◆ PROBLEM 1
According to the passage on the MIAMI-2 facility, where is the global effort to realize fusion technology focused?
◆ PROBLEM 2
Reproduce word for word the part of the passage on the MIAMI-2 facility that begins at the words "The facility will" and ends after the words "energy and healthcare.".

The facility will ensure that the country remains a leader in the field of nano-mechanics and will provide essential data on advanced materials and thin films for transport, energy and healthcare.

MIAMI-2 will generate scientific results and understanding that will enable the nuclear industry to safely operate the UK's fleet of nuclear power stations. Understanding how materials perform under reactor conditions over perhaps a 60 year reactor lifetime will allow the industry and the Office for Nuclear Regulation to make decisions based on scientific evidence. This will support the safe generation of electricity in the UK from a secure low-carbon source. As well as the structural materials used in the reactors, materials used for nuclear waste disposal need to be developed and understood. A significant proportion of MIAMI-2 time will focus on nuclear glasses and glass-ceramic composites to support regulators and industry in planning disposal which will be safe for millennia.

For the future, Generation IV reactor concepts offer great gains in safety and cost. MIAMI-2 will support the contribution of the UK to these technologies laying the foundations for the domestic nuclear industry to develop these advanced reactor designs and thus concentrate economic activity in the UK. Similarly, with the global effort to realise fusion technology focused on the ITER in France, maintaining the contribution of the UK to the fundamental science will keep the UK as a centre of excellence in the fusion reactor materials field.

◆ SUPPLIED RECORDS

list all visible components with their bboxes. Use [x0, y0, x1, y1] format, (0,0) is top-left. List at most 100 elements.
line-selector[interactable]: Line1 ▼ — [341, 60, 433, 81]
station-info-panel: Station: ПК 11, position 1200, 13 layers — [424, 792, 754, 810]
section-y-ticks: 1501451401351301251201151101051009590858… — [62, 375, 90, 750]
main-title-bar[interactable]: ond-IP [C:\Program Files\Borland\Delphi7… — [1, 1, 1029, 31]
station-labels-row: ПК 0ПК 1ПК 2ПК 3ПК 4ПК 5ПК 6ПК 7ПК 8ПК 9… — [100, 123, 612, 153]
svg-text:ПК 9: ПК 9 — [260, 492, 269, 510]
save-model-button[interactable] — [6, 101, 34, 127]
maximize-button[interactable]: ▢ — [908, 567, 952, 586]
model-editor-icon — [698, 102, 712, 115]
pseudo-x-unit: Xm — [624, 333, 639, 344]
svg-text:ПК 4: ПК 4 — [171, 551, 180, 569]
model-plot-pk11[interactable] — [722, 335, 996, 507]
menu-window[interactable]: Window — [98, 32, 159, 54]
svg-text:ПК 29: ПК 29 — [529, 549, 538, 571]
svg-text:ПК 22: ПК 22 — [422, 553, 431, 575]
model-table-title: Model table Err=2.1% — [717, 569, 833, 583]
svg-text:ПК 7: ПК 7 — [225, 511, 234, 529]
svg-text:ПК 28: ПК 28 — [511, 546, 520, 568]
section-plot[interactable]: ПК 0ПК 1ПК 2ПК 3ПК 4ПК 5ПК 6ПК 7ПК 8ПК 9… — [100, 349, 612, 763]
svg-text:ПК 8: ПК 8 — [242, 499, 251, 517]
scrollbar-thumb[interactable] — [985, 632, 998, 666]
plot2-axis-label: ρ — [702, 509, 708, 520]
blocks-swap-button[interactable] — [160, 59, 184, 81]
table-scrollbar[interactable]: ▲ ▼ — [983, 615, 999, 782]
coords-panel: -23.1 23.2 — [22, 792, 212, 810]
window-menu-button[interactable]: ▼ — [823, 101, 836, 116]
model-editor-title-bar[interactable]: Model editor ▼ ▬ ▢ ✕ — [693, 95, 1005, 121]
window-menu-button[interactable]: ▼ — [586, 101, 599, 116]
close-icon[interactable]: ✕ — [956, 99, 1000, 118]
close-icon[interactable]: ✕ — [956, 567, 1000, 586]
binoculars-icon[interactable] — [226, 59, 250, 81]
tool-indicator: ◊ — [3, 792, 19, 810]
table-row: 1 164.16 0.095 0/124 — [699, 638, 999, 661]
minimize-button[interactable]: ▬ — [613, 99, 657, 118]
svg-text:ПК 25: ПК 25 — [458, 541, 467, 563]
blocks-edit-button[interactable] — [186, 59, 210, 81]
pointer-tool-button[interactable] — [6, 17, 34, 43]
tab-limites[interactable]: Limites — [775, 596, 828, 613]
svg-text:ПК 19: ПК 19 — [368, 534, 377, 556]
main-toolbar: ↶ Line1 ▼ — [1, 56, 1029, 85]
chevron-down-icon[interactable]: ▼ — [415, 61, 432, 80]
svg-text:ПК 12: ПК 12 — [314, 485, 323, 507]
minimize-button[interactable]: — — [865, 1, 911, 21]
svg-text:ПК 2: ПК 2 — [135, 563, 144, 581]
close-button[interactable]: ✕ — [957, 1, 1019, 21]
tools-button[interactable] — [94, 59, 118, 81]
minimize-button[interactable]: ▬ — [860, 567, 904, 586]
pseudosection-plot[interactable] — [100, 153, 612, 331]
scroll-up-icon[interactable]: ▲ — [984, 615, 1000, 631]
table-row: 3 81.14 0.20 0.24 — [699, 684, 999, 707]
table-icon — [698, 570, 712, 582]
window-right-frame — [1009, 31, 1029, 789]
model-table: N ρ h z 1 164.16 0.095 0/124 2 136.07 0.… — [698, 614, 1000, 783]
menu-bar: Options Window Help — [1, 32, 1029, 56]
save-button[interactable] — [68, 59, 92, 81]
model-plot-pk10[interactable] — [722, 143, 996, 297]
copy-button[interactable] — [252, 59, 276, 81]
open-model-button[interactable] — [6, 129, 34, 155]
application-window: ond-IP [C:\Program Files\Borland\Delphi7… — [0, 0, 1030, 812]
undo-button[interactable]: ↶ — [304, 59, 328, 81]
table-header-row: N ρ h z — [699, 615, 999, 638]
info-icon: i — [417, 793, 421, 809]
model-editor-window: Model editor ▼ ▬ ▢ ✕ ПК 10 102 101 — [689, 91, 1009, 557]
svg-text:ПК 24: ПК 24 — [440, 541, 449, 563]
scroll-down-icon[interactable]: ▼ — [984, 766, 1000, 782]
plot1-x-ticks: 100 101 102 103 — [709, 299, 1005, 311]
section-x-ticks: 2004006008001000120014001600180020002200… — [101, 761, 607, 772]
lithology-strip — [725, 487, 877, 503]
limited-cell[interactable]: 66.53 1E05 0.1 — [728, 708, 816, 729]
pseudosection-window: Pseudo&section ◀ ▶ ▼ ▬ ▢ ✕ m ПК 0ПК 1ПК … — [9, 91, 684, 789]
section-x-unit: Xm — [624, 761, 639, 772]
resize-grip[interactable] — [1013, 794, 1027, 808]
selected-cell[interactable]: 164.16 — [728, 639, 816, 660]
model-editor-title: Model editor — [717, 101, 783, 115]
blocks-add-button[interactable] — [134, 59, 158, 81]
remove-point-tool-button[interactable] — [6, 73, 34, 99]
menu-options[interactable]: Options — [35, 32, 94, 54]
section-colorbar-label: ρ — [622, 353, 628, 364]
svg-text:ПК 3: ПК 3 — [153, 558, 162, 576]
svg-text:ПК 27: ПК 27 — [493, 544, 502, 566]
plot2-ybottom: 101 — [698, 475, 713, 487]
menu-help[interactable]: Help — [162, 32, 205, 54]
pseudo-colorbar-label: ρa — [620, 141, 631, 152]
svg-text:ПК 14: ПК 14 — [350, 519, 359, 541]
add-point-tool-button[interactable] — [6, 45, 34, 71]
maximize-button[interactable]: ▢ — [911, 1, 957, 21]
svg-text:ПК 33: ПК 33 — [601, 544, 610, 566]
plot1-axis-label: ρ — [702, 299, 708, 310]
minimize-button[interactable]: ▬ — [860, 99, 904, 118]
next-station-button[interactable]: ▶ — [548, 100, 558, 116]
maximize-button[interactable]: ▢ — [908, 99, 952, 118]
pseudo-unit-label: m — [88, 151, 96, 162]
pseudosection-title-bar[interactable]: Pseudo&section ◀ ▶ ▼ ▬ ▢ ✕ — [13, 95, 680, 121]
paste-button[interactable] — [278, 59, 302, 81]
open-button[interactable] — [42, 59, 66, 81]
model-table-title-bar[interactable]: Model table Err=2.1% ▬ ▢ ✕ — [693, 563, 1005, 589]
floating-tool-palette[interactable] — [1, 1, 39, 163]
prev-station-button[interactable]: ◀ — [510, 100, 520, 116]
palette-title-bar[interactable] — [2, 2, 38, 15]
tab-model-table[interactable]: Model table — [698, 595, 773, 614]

◆ TASK RESPONSE 1
On the ITER in France.

◆ TASK RESPONSE 2
The facility will ensure that the country remains a leader in the field of nano-mechanics and will provide essential data on advanced materials and thin films for transport, energy and healthcare.